>> START Dataset records

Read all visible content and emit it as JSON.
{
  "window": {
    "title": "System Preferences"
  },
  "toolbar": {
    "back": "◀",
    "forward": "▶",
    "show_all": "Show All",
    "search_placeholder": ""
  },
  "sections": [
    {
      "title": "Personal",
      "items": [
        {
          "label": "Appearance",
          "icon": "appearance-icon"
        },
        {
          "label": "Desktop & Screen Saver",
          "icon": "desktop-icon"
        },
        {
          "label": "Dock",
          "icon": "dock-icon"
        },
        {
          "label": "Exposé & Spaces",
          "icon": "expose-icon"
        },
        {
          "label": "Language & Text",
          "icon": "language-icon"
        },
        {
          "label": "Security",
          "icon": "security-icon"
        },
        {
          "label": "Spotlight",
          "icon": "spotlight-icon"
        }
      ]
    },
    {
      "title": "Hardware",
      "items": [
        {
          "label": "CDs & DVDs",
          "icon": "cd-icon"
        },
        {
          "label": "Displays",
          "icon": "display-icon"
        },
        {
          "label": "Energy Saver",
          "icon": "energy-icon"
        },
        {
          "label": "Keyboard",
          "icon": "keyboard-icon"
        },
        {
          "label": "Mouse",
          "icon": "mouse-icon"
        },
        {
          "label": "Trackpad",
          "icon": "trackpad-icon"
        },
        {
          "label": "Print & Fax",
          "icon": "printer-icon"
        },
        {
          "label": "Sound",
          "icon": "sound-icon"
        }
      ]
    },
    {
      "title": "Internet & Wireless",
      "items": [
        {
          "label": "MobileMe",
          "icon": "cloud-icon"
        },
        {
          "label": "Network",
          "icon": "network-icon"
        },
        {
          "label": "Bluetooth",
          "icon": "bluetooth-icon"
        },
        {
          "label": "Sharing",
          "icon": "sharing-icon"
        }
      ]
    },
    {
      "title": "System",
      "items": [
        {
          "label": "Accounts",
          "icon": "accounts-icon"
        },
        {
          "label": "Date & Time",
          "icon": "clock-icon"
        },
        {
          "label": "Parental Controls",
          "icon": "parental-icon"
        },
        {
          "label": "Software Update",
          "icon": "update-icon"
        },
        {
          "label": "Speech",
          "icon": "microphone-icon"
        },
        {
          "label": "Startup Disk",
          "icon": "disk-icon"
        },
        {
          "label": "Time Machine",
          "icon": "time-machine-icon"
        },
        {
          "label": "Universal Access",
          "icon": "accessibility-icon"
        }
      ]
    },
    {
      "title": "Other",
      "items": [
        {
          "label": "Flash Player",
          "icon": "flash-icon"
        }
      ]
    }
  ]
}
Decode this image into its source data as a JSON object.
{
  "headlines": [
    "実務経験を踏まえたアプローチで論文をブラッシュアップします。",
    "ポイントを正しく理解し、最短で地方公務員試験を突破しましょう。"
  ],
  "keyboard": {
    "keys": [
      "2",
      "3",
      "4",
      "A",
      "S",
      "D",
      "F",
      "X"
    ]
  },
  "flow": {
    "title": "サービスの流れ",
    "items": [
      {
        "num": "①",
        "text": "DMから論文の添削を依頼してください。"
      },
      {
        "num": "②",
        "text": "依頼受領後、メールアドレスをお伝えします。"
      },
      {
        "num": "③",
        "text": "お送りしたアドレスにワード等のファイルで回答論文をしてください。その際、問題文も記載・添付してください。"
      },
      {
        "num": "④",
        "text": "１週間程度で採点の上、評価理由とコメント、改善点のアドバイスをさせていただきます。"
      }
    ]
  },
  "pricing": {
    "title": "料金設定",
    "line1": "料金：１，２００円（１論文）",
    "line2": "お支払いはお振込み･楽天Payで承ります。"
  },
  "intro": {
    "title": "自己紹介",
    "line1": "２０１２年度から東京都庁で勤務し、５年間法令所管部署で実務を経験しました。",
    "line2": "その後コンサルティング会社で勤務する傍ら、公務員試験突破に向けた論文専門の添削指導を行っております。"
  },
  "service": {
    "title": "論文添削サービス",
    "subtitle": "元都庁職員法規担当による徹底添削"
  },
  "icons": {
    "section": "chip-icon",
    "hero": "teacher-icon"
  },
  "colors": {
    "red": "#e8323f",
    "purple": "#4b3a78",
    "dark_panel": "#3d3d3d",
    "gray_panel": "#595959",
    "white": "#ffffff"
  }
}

>> END Dataset records

(What you should do): Check every line of the data, and copy the ones that contain "JSON".

(Response to this task):
Read all visible content and emit it as JSON.
Decode this image into its source data as a JSON object.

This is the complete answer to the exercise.